> **Excerpted passage**

KorAP / Koral

:pencil: Translation of query languages to serialized KoralQuery protocol
BSD 2-Clause "Simplified" License
10 stars 4 forks source link

ANNIS QL: Serialization of dominance #31

Closed margaretha closed 7 years ago

margaretha commented 7 years ago

Dominance is serialized as a relation with the layer c and without a key, that is not a valid koral:term object.

Suggestion: node & node & #2 > #1 node & node & #2 ->dominance #1

could be serialized identically as a relation with key dominance.

 "operation": "operation:relation",
    "relation": {
      "@type": "koral:relation",
      "wrap": {
        "@type": "koral:term",
        "key": "dominance"
      }
    }
Akron commented 7 years ago

As a non-typed relation of constituency, this will be deserialized as a positional query, so I am not sure it should be serialized as a relation at all.

margaretha commented 7 years ago

Could you write a suggestion on how the positional query would be?

Akron commented 7 years ago

I think Joachim and me had the following serialization in mind:

{
  "@type" : "koral:group",
  "operation" : "operation:position",
  "frames" : ["frames:startsWith", "frames:endsWith", "frames:isAround", "frames:matches"],
  "boundary" : {
    "@type" : "koral:boundary",
    "min" : 0,
    "max" : "3"
  }
  "operands" : [X,Y]
}

Although "boundary" may have a different name. It describes the minimum and maximum depth between X and Y.

margaretha commented 7 years ago

I like the depth definition, but operation:sequence does not seem quite right.

Dominance looks more like a specific relation since its behaviour is very similar to a labelled pointing relation with an implicit label dominance. But it is more on the constituency/hierarchy/vertical level, while relation is not bound to any level (typically used for anaphoric/coreference relations).

Edit: operation:relation without relType should be fine. Besides, we should also handle attribute/edge type of the dominance. See #30

Akron commented 7 years ago

I already fixed the operation directly after editing. ;)

Relations need specific annotations, so I don't think it's useful here.

margaretha commented 7 years ago

Oh I have to refresh the page manually. But why frames?

Edit: Do you mean koral:relation? but relType is optional. so we don't need koral:relation here. we can also make wrap in koral:relation optional and add optional attr.

Akron commented 7 years ago

Currently ["frames:contains"] is the default for frames in operation:position, but as this is no real frame, but a shortcut for frames, I think we will remove it in favor of the 13 frame system, Joachim already used.

With relations I meant relations in Krill. How would you serialize dominance without a relType using operation:relation?

margaretha commented 7 years ago

Currently ["frames:contains"] is the default for frames in operation:position, but as this is no real frame, but a shortcut for frames, ...

I mean why do we need to define the frames to solve dominance?

I suppose this should be enough

{
  "@type" : "koral:group",
  "operation" : "operation:relation",
  "depth" : {
    "@type" : "koral:boundary",
    "min" : 0,
    "max" : "3"
  }
  "operands" : [X,Y]
}

No, in Krill it should not be handled using RelationSpans and there shouldn't be a problem in adjusting the deserialization, right?

Akron commented 7 years ago

Hm - I think operation:position here would be more meaningful. otherwise it's an unlabeled relation with a "depth" called boundary ... This could also be a relation in a dependency tree.

> **Exercise instructions**
**a.** Decide whether each statement agrees with the issue thread: (i) the issue was closed by margaretha, (ii) Akron says that relations need specific annotations, and (iii) the repository has 12 stars. For each one, answer yes or no and quote the words from the thread that decide it.
**b.** Write out the part of the issue thread that opens with the words containing "Dominance is serialized" and closes with "with key dominance.", switching "serialized" for "encoded".
The data that follow have no connection to the issue thread.

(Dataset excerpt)
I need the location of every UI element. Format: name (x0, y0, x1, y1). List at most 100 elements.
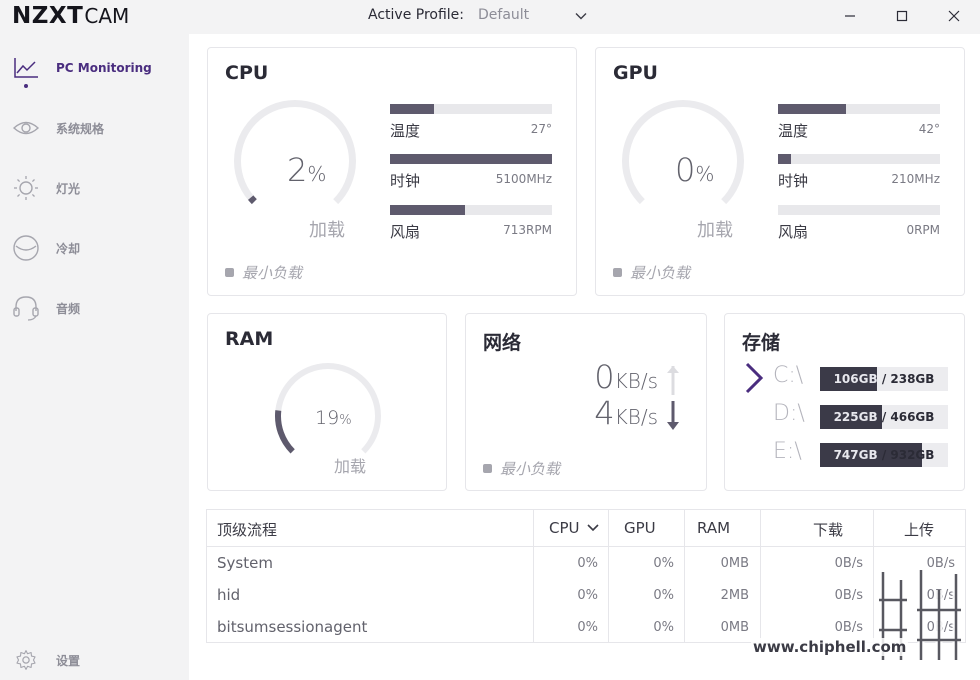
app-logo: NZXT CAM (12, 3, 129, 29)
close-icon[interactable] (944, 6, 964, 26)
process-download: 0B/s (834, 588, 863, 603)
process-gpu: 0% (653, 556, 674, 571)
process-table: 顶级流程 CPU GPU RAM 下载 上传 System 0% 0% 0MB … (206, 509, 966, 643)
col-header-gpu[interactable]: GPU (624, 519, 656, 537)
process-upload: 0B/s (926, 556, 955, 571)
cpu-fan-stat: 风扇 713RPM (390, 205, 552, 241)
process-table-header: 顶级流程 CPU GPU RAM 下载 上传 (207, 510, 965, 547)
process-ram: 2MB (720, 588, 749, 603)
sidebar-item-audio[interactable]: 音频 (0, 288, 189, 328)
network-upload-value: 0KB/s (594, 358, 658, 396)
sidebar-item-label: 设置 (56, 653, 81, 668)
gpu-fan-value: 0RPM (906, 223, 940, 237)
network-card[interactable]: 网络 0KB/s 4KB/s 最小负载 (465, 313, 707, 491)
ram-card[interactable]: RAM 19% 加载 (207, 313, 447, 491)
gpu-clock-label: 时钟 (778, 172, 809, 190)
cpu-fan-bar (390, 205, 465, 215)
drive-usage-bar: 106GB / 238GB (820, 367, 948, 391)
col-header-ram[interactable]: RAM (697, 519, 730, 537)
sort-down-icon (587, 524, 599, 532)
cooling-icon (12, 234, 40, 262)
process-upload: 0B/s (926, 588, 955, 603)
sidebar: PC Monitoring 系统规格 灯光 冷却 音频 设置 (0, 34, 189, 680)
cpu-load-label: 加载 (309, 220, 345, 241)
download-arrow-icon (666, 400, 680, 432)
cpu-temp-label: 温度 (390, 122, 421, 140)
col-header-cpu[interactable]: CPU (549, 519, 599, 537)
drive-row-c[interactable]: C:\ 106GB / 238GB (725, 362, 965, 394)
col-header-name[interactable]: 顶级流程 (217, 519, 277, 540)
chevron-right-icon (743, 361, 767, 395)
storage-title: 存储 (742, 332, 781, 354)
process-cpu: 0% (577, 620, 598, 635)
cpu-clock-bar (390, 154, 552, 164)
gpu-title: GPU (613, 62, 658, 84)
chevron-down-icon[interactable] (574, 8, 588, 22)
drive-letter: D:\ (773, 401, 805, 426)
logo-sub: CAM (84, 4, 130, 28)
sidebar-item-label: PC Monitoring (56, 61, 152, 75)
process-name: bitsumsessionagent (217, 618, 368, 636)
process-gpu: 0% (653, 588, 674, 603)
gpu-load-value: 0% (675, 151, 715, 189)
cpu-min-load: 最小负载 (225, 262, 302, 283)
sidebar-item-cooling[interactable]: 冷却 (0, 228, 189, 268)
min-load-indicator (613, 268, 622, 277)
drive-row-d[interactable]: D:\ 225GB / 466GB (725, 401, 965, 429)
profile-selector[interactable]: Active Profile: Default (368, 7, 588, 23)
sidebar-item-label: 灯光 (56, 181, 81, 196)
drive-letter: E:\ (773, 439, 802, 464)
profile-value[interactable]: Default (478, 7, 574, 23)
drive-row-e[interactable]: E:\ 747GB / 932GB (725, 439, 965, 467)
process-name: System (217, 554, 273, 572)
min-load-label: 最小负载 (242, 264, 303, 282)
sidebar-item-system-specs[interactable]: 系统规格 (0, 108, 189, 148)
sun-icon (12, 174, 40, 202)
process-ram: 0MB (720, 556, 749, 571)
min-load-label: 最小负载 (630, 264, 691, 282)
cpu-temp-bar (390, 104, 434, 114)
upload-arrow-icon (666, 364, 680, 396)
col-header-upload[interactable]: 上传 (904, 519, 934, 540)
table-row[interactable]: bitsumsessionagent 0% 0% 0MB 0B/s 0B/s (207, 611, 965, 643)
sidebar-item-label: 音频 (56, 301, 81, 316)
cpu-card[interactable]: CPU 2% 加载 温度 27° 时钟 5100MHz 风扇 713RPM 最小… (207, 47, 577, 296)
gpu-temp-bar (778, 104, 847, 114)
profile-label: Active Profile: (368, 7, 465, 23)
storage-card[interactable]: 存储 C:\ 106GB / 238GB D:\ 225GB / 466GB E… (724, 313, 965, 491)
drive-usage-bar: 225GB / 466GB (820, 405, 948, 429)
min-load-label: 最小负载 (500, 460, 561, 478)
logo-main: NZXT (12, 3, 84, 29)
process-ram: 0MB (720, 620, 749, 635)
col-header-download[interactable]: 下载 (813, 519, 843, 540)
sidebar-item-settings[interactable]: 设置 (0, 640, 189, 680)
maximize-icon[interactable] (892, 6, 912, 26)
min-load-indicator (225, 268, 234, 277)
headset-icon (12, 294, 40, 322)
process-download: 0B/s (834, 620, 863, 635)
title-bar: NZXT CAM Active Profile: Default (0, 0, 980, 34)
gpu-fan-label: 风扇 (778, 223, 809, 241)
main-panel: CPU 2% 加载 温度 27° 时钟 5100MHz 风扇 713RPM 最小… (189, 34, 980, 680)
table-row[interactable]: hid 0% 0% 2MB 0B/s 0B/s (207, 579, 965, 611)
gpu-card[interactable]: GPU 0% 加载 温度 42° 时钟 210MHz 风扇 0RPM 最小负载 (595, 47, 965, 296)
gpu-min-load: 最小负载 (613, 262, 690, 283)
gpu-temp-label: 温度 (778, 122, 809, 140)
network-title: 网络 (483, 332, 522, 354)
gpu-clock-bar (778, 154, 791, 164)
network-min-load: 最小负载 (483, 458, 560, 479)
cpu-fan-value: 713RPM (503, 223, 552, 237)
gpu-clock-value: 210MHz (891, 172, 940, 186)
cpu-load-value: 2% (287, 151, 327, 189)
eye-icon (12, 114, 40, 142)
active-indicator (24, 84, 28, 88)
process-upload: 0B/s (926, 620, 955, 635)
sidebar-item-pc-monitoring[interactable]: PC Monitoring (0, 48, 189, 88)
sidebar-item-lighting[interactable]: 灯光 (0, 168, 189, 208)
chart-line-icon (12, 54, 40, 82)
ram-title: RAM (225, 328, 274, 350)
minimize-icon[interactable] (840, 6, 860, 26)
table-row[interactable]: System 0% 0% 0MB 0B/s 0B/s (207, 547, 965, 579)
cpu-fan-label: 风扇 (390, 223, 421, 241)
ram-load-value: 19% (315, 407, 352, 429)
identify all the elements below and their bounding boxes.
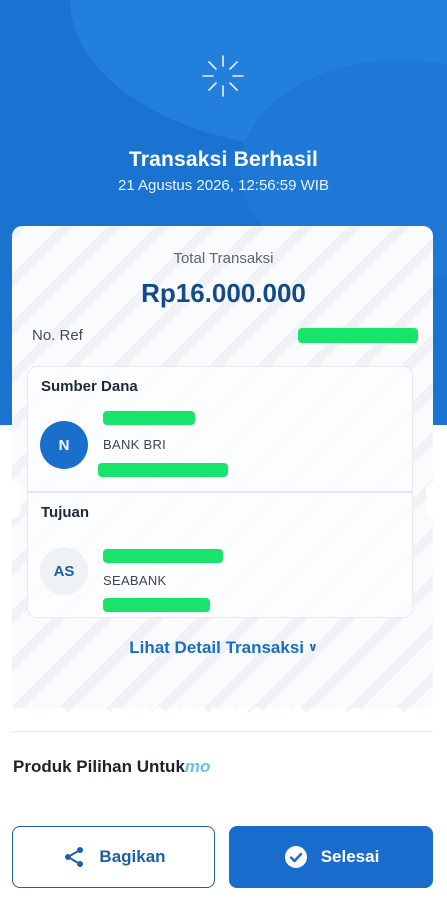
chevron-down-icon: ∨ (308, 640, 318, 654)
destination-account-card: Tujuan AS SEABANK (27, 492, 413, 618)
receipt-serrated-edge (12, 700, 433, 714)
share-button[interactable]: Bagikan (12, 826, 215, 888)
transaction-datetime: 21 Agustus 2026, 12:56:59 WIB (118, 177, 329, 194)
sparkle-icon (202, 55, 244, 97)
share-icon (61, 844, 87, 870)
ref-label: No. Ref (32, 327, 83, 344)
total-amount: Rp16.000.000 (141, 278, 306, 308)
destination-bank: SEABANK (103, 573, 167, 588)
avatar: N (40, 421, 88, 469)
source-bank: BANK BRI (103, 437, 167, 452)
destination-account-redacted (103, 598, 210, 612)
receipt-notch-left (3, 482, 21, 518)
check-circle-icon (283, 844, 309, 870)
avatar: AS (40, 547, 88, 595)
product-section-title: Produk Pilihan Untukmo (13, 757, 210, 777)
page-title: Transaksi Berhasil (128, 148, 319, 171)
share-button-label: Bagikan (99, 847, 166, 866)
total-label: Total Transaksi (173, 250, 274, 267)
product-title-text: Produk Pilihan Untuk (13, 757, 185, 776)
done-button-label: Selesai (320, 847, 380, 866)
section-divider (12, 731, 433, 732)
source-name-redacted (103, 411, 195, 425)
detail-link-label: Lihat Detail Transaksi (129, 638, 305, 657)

> **Answers in order**
**a.**
(i) Yes: "Closed margaretha closed 7 years ago"
(ii) Yes: "Relations need specific annotations"
(iii) No: "10 stars 4 forks"

**b.**
Dominance is encoded as a relation with the layer c and without a key, that is not a valid koral:term object.

Suggestion: node & node & #2 > #1 node & node & #2 ->dominance #1

could be encoded identically as a relation with key dominance.